* BEGIN Data shown *
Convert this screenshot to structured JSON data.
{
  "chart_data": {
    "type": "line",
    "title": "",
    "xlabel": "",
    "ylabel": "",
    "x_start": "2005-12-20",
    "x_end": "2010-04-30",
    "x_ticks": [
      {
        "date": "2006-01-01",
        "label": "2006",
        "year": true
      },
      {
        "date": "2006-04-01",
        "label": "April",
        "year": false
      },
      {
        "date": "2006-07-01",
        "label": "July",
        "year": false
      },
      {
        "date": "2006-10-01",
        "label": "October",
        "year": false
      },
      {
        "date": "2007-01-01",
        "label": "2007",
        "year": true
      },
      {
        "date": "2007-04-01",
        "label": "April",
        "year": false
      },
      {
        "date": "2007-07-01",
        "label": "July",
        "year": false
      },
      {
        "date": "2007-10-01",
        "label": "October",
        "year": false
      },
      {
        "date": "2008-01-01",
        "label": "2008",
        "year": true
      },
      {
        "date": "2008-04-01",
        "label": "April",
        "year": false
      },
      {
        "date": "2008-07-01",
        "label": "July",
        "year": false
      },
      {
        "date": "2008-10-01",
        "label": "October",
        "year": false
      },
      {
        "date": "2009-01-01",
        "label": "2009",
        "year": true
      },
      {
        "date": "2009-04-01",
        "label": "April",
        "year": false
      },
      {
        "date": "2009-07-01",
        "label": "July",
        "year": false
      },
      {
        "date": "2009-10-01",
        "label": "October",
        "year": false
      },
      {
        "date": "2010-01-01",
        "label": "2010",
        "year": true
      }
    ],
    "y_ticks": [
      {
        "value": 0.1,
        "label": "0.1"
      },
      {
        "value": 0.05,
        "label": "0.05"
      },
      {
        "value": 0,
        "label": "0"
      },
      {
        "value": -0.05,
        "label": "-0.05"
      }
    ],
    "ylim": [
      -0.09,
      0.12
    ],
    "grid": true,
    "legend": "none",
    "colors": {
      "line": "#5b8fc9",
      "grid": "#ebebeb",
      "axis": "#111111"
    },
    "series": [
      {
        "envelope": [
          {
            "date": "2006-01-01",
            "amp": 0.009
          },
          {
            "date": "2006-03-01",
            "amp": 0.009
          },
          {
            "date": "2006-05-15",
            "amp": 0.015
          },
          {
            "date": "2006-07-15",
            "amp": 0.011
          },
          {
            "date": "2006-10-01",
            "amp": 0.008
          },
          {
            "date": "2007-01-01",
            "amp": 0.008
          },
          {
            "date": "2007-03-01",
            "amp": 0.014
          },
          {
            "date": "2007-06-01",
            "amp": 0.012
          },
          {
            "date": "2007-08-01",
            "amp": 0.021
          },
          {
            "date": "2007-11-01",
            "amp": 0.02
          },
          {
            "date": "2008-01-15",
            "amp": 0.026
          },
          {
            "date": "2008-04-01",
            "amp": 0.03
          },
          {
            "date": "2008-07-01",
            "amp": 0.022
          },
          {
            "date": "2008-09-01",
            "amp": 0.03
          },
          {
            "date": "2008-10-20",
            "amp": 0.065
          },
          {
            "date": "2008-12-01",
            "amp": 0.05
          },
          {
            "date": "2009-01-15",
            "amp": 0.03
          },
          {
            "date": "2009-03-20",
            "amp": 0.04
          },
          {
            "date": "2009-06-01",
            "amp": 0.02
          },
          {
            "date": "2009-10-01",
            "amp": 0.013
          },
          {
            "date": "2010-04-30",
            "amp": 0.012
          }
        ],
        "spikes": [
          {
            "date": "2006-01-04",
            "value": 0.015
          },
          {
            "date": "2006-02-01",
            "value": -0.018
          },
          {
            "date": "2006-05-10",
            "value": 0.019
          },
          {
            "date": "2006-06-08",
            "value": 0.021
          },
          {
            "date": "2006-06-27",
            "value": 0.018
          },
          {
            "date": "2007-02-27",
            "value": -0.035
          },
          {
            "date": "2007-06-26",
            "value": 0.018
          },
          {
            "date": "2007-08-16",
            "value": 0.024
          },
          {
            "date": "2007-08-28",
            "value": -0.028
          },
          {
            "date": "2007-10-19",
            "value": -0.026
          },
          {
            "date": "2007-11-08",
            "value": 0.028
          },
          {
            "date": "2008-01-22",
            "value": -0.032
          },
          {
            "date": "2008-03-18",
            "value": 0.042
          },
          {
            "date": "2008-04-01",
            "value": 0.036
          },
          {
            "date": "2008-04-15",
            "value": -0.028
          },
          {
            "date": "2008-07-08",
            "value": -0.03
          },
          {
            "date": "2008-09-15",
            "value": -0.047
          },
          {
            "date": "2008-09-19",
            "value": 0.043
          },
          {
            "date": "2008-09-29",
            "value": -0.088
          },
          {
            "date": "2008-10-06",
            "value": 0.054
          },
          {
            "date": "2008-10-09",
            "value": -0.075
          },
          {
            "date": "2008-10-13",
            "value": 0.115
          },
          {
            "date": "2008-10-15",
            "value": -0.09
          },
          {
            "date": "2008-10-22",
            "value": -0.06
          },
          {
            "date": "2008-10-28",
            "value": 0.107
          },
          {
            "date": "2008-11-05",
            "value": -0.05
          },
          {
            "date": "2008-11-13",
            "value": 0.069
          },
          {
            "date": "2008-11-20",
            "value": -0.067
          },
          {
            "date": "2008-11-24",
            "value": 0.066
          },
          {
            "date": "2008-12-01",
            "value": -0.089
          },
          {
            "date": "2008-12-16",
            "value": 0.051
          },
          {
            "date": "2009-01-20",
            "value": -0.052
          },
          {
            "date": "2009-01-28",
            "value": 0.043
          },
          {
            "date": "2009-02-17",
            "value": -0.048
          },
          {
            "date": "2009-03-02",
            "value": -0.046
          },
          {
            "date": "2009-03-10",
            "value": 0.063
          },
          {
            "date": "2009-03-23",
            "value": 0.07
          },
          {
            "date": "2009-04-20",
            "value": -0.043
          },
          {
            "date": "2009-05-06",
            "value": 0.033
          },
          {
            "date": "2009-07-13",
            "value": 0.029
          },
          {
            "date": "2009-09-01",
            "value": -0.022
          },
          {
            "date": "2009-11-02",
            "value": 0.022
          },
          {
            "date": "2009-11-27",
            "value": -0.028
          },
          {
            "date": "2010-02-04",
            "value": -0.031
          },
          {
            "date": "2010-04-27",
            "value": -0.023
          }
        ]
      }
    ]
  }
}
* END Data shown *
● **What to do**
Word for word, extract all the records.

● **The result**
Convert this screenshot to structured JSON data.
{
  "chart_data": {
    "type": "line",
    "title": "",
    "xlabel": "",
    "ylabel": "",
    "x_start": "2005-12-20",
    "x_end": "2010-04-30",
    "x_ticks": [
      {
        "date": "2006-01-01",
        "label": "2006",
        "year": true
      },
      {
        "date": "2006-04-01",
        "label": "April",
        "year": false
      },
      {
        "date": "2006-07-01",
        "label": "July",
        "year": false
      },
      {
        "date": "2006-10-01",
        "label": "October",
        "year": false
      },
      {
        "date": "2007-01-01",
        "label": "2007",
        "year": true
      },
      {
        "date": "2007-04-01",
        "label": "April",
        "year": false
      },
      {
        "date": "2007-07-01",
        "label": "July",
        "year": false
      },
      {
        "date": "2007-10-01",
        "label": "October",
        "year": false
      },
      {
        "date": "2008-01-01",
        "label": "2008",
        "year": true
      },
      {
        "date": "2008-04-01",
        "label": "April",
        "year": false
      },
      {
        "date": "2008-07-01",
        "label": "July",
        "year": false
      },
      {
        "date": "2008-10-01",
        "label": "October",
        "year": false
      },
      {
        "date": "2009-01-01",
        "label": "2009",
        "year": true
      },
      {
        "date": "2009-04-01",
        "label": "April",
        "year": false
      },
      {
        "date": "2009-07-01",
        "label": "July",
        "year": false
      },
      {
        "date": "2009-10-01",
        "label": "October",
        "year": false
      },
      {
        "date": "2010-01-01",
        "label": "2010",
        "year": true
      }
    ],
    "y_ticks": [
      {
        "value": 0.1,
        "label": "0.1"
      },
      {
        "value": 0.05,
        "label": "0.05"
      },
      {
        "value": 0,
        "label": "0"
      },
      {
        "value": -0.05,
        "label": "-0.05"
      }
    ],
    "ylim": [
      -0.09,
      0.12
    ],
    "grid": true,
    "legend": "none",
    "colors": {
      "line": "#5b8fc9",
      "grid": "#ebebeb",
      "axis": "#111111"
    },
    "series": [
      {
        "envelope": [
          {
            "date": "2006-01-01",
            "amp": 0.009
          },
          {
            "date": "2006-03-01",
            "amp": 0.009
          },
          {
            "date": "2006-05-15",
            "amp": 0.015
          },
          {
            "date": "2006-07-15",
            "amp": 0.011
          },
          {
            "date": "2006-10-01",
            "amp": 0.008
          },
          {
            "date": "2007-01-01",
            "amp": 0.008
          },
          {
            "date": "2007-03-01",
            "amp": 0.014
          },
          {
            "date": "2007-06-01",
            "amp": 0.012
          },
          {
            "date": "2007-08-01",
            "amp": 0.021
          },
          {
            "date": "2007-11-01",
            "amp": 0.02
          },
          {
            "date": "2008-01-15",
            "amp": 0.026
          },
          {
            "date": "2008-04-01",
            "amp": 0.03
          },
          {
            "date": "2008-07-01",
            "amp": 0.022
          },
          {
            "date": "2008-09-01",
            "amp": 0.03
          },
          {
            "date": "2008-10-20",
            "amp": 0.065
          },
          {
            "date": "2008-12-01",
            "amp": 0.05
          },
          {
            "date": "2009-01-15",
            "amp": 0.03
          },
          {
            "date": "2009-03-20",
            "amp": 0.04
          },
          {
            "date": "2009-06-01",
            "amp": 0.02
          },
          {
            "date": "2009-10-01",
            "amp": 0.013
          },
          {
            "date": "2010-04-30",
            "amp": 0.012
          }
        ],
        "spikes": [
          {
            "date": "2006-01-04",
            "value": 0.015
          },
          {
            "date": "2006-02-01",
            "value": -0.018
          },
          {
            "date": "2006-05-10",
            "value": 0.019
          },
          {
            "date": "2006-06-08",
            "value": 0.021
          },
          {
            "date": "2006-06-27",
            "value": 0.018
          },
          {
            "date": "2007-02-27",
            "value": -0.035
          },
          {
            "date": "2007-06-26",
            "value": 0.018
          },
          {
            "date": "2007-08-16",
            "value": 0.024
          },
          {
            "date": "2007-08-28",
            "value": -0.028
          },
          {
            "date": "2007-10-19",
            "value": -0.026
          },
          {
            "date": "2007-11-08",
            "value": 0.028
          },
          {
            "date": "2008-01-22",
            "value": -0.032
          },
          {
            "date": "2008-03-18",
            "value": 0.042
          },
          {
            "date": "2008-04-01",
            "value": 0.036
          },
          {
            "date": "2008-04-15",
            "value": -0.028
          },
          {
            "date": "2008-07-08",
            "value": -0.03
          },
          {
            "date": "2008-09-15",
            "value": -0.047
          },
          {
            "date": "2008-09-19",
            "value": 0.043
          },
          {
            "date": "2008-09-29",
            "value": -0.088
          },
          {
            "date": "2008-10-06",
            "value": 0.054
          },
          {
            "date": "2008-10-09",
            "value": -0.075
          },
          {
            "date": "2008-10-13",
            "value": 0.115
          },
          {
            "date": "2008-10-15",
            "value": -0.09
          },
          {
            "date": "2008-10-22",
            "value": -0.06
          },
          {
            "date": "2008-10-28",
            "value": 0.107
          },
          {
            "date": "2008-11-05",
            "value": -0.05
          },
          {
            "date": "2008-11-13",
            "value": 0.069
          },
          {
            "date": "2008-11-20",
            "value": -0.067
          },
          {
            "date": "2008-11-24",
            "value": 0.066
          },
          {
            "date": "2008-12-01",
            "value": -0.089
          },
          {
            "date": "2008-12-16",
            "value": 0.051
          },
          {
            "date": "2009-01-20",
            "value": -0.052
          },
          {
            "date": "2009-01-28",
            "value": 0.043
          },
          {
            "date": "2009-02-17",
            "value": -0.048
          },
          {
            "date": "2009-03-02",
            "value": -0.046
          },
          {
            "date": "2009-03-10",
            "value": 0.063
          },
          {
            "date": "2009-03-23",
            "value": 0.07
          },
          {
            "date": "2009-04-20",
            "value": -0.043
          },
          {
            "date": "2009-05-06",
            "value": 0.033
          },
          {
            "date": "2009-07-13",
            "value": 0.029
          },
          {
            "date": "2009-09-01",
            "value": -0.022
          },
          {
            "date": "2009-11-02",
            "value": 0.022
          },
          {
            "date": "2009-11-27",
            "value": -0.028
          },
          {
            "date": "2010-02-04",
            "value": -0.031
          },
          {
            "date": "2010-04-27",
            "value": -0.023
          }
        ]
      }
    ]
  }
}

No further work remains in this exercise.